Instructions to follow
Every line with the string "following" should be gathered.

^^^^^^^^^^^^^^^^

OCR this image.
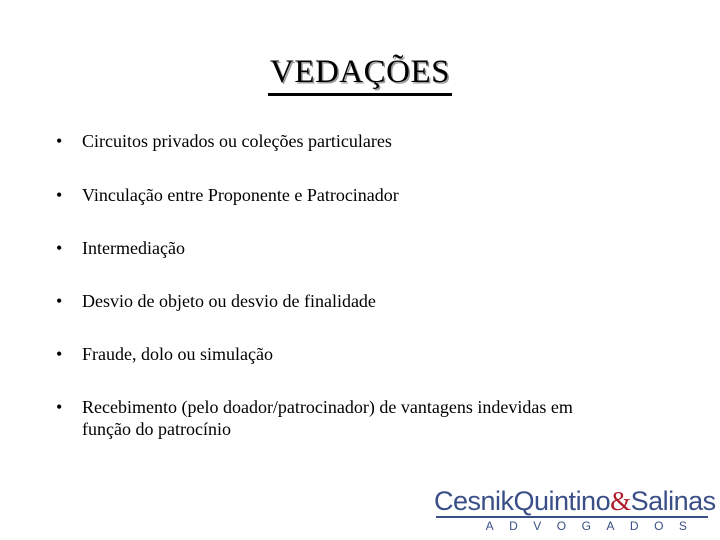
VEDAÇÕES
•	Circuitos privados ou coleções particulares
•	Vinculação entre Proponente e Patrocinador
•	Intermediação
•	Desvio de objeto ou desvio de finalidade
•	Fraude, dolo ou simulação
•	Recebimento (pelo doador/patrocinador) de vantagens indevidas em
função do patrocínio
CesnikQuintino&Salinas
ADVOGADOS
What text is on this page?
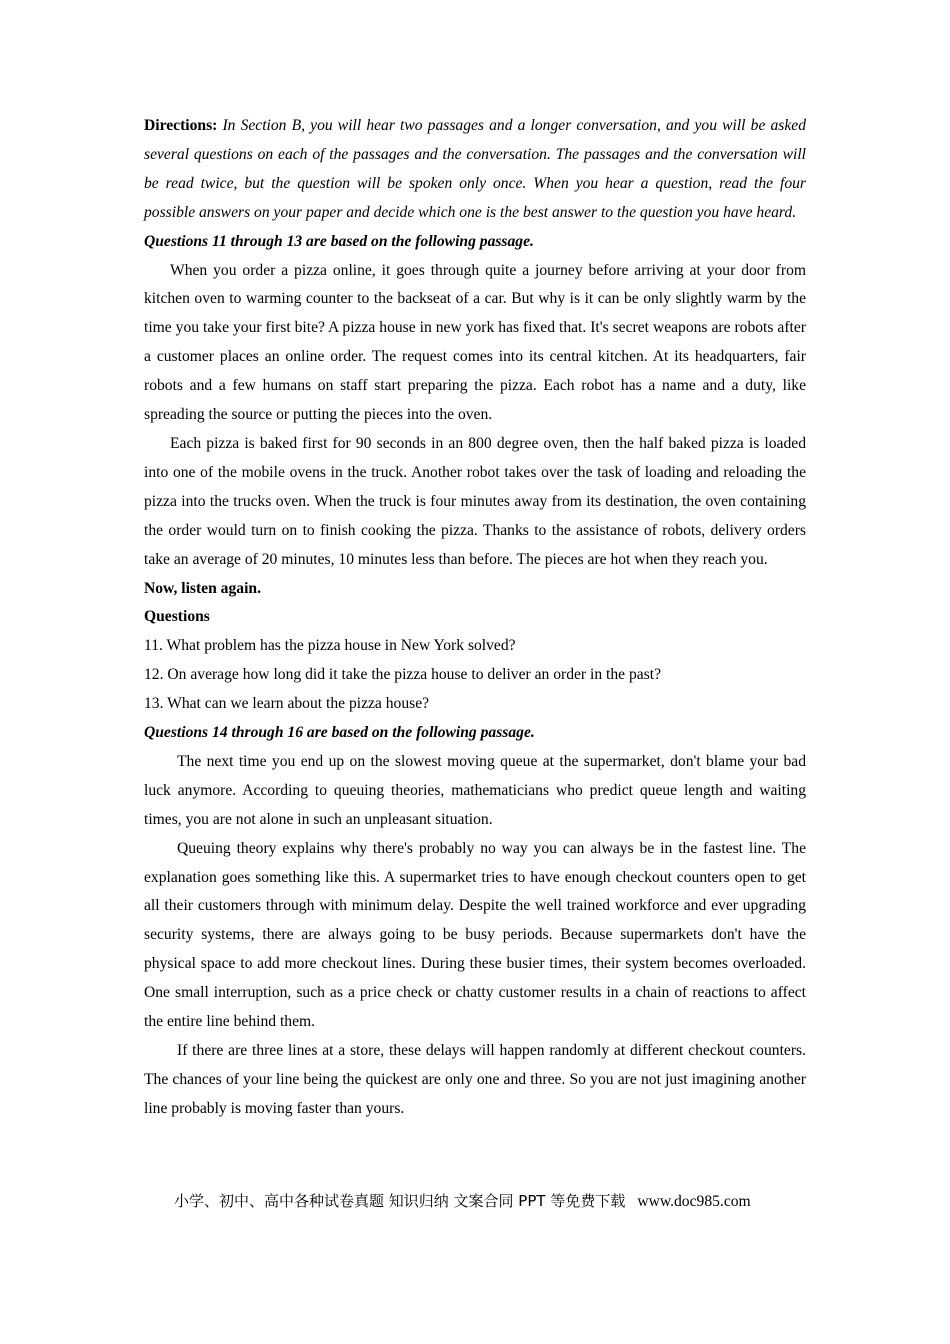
Directions: In Section B, you will hear two passages and a longer conversation, and you will be asked several questions on each of the passages and the conversation. The passages and the conversation will be read twice, but the question will be spoken only once. When you hear a question, read the four possible answers on your paper and decide which one is the best answer to the question you have heard.

Questions 11 through 13 are based on the following passage.

When you order a pizza online, it goes through quite a journey before arriving at your door from kitchen oven to warming counter to the backseat of a car. But why is it can be only slightly warm by the time you take your first bite? A pizza house in new york has fixed that. It's secret weapons are robots after a customer places an online order. The request comes into its central kitchen. At its headquarters, fair robots and a few humans on staff start preparing the pizza. Each robot has a name and a duty, like spreading the source or putting the pieces into the oven.

Each pizza is baked first for 90 seconds in an 800 degree oven, then the half baked pizza is loaded into one of the mobile ovens in the truck. Another robot takes over the task of loading and reloading the pizza into the trucks oven. When the truck is four minutes away from its destination, the oven containing the order would turn on to finish cooking the pizza. Thanks to the assistance of robots, delivery orders take an average of 20 minutes, 10 minutes less than before. The pieces are hot when they reach you.

Now, listen again.

Questions

11. What problem has the pizza house in New York solved?

12. On average how long did it take the pizza house to deliver an order in the past?

13. What can we learn about the pizza house?

Questions 14 through 16 are based on the following passage.

The next time you end up on the slowest moving queue at the supermarket, don't blame your bad luck anymore. According to queuing theories, mathematicians who predict queue length and waiting times, you are not alone in such an unpleasant situation.

Queuing theory explains why there's probably no way you can always be in the fastest line. The explanation goes something like this. A supermarket tries to have enough checkout counters open to get all their customers through with minimum delay. Despite the well trained workforce and ever upgrading security systems, there are always going to be busy periods. Because supermarkets don't have the physical space to add more checkout lines. During these busier times, their system becomes overloaded. One small interruption, such as a price check or chatty customer results in a chain of reactions to affect the entire line behind them.

If there are three lines at a store, these delays will happen randomly at different checkout counters. The chances of your line being the quickest are only one and three. So you are not just imagining another line probably is moving faster than yours.

小学、初中、高中各种试卷真题 知识归纳 文案合同 PPT 等免费下载 www.doc985.com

^^^^^^^^^^^^^^^^

Result
Questions 11 through 13 are based on the following passage.
Questions 14 through 16 are based on the following passage.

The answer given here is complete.